*Set exercise:* Scan the data for lines with "time" and report the count by itself.

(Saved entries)
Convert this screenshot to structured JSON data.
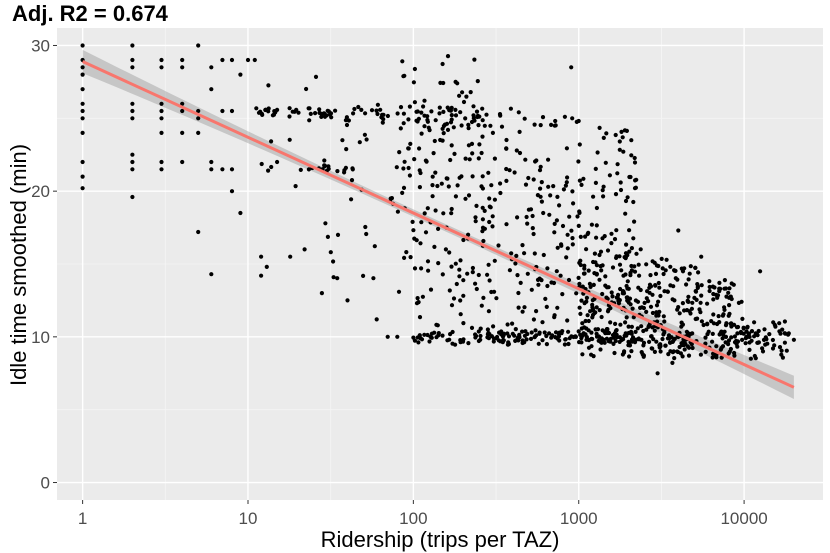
{
  "chart_data": {
    "type": "scatter",
    "title": "Adj. R2 =  0.674",
    "xlabel": "Ridership (trips per TAZ)",
    "ylabel": "Idle time smoothed (min)",
    "x_scale": "log10",
    "xlim": [
      0.7,
      30000
    ],
    "ylim": [
      -1.2,
      31.2
    ],
    "x_ticks": [
      1,
      10,
      100,
      1000,
      10000
    ],
    "x_tick_labels": [
      "1",
      "10",
      "100",
      "1000",
      "10000"
    ],
    "y_ticks": [
      0,
      10,
      20,
      30
    ],
    "y_tick_labels": [
      "0",
      "10",
      "20",
      "30"
    ],
    "grid": true,
    "legend": "none",
    "fit": {
      "method": "linear regression on log10(x)",
      "intercept": 28.9,
      "slope_per_decade": -5.2,
      "x_range": [
        1,
        20000
      ],
      "ci_halfwidth_min": 0.25,
      "ci_halfwidth_max": 0.8
    },
    "points_description": "approx. 1000 TAZ observations; idle time decreasing with log ridership, from ~20-30 min at 1 trip to ~8-12 min above 3000 trips",
    "points": [
      [
        1,
        30
      ],
      [
        1,
        29
      ],
      [
        1,
        28.5
      ],
      [
        1,
        28
      ],
      [
        1,
        27
      ],
      [
        1,
        26
      ],
      [
        1,
        25.5
      ],
      [
        1,
        25
      ],
      [
        1,
        24
      ],
      [
        1,
        22
      ],
      [
        1,
        21
      ],
      [
        1,
        20.2
      ],
      [
        2,
        30
      ],
      [
        2,
        29
      ],
      [
        2,
        28.5
      ],
      [
        2,
        26
      ],
      [
        2,
        25.5
      ],
      [
        2,
        25
      ],
      [
        2,
        22.5
      ],
      [
        2,
        22
      ],
      [
        2,
        21.5
      ],
      [
        2,
        19.6
      ],
      [
        3,
        29
      ],
      [
        3,
        28.5
      ],
      [
        3,
        26
      ],
      [
        3,
        25.5
      ],
      [
        3,
        25
      ],
      [
        3,
        24
      ],
      [
        3,
        22
      ],
      [
        3,
        21.5
      ],
      [
        4,
        29
      ],
      [
        4,
        28.5
      ],
      [
        4,
        26
      ],
      [
        4,
        25.5
      ],
      [
        4,
        24
      ],
      [
        4,
        22
      ],
      [
        5,
        30
      ],
      [
        5,
        25.5
      ],
      [
        5,
        25
      ],
      [
        5,
        24
      ],
      [
        5,
        17.2
      ],
      [
        6,
        14.3
      ],
      [
        6,
        22
      ],
      [
        6,
        21.5
      ],
      [
        6,
        27
      ],
      [
        6,
        28.5
      ],
      [
        7,
        29
      ],
      [
        7,
        25.5
      ],
      [
        7,
        21.5
      ],
      [
        8,
        29
      ],
      [
        8,
        25.5
      ],
      [
        8,
        21.5
      ],
      [
        8,
        20
      ],
      [
        9,
        18.5
      ],
      [
        9,
        28
      ],
      [
        10,
        29
      ],
      [
        11,
        29
      ],
      [
        12,
        15.5
      ],
      [
        12,
        14.2
      ],
      [
        13,
        14.8
      ],
      [
        15,
        22
      ],
      [
        18,
        15.5
      ],
      [
        22,
        16
      ],
      [
        28,
        13
      ],
      [
        35,
        17
      ],
      [
        40,
        12.5
      ],
      [
        60,
        11.2
      ],
      [
        70,
        10
      ],
      [
        80,
        10
      ],
      [
        180,
        27.5
      ],
      [
        900,
        28.5
      ],
      [
        3000,
        7.5
      ],
      [
        4000,
        17.3
      ],
      [
        5500,
        15.5
      ],
      [
        8000,
        9.5
      ],
      [
        11000,
        8.5
      ],
      [
        12500,
        14.5
      ],
      [
        15000,
        11
      ],
      [
        17000,
        10.5
      ],
      [
        20000,
        9.8
      ]
    ]
  }
}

*Task result:* 2